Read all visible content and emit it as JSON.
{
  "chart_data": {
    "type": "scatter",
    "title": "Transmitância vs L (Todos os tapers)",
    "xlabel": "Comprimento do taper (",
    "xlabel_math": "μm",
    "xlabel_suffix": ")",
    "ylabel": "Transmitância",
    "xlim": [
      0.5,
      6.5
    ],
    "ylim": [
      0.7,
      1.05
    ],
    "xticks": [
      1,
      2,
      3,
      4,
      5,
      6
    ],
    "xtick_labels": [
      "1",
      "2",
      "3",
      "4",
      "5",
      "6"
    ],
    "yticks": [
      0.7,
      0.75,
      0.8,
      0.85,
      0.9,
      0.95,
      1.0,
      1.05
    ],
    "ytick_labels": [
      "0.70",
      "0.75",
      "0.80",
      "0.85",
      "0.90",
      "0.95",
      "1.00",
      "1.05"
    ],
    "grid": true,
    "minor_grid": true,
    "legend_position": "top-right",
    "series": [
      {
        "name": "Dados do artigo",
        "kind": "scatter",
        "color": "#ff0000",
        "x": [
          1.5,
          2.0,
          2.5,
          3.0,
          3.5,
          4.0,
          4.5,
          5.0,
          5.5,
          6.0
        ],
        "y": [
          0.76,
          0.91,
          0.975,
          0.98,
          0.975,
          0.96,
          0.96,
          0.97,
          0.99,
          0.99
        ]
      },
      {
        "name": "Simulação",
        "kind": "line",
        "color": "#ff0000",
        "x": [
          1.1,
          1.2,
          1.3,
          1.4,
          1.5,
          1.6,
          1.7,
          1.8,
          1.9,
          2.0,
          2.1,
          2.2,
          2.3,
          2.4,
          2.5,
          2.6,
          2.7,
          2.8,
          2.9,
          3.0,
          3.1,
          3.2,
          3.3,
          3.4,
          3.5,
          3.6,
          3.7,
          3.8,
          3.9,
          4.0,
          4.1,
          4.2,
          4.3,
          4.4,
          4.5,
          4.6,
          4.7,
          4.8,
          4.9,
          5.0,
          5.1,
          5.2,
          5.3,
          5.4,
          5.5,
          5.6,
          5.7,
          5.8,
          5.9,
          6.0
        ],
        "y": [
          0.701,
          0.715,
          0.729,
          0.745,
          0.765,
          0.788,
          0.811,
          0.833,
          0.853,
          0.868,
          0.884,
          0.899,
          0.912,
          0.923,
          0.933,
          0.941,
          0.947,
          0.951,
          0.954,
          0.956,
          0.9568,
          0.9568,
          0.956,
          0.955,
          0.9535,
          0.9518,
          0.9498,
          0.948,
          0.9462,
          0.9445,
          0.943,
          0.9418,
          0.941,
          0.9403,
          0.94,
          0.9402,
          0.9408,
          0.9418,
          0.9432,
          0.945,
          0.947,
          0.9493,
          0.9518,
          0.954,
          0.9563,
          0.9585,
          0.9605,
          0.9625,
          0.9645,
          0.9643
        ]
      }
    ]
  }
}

----------------

● What the exercise asks: Search the data above for the string "name" and return every line that has it.

● Full response:
        "name": "Dados do artigo",
        "name": "Simulação",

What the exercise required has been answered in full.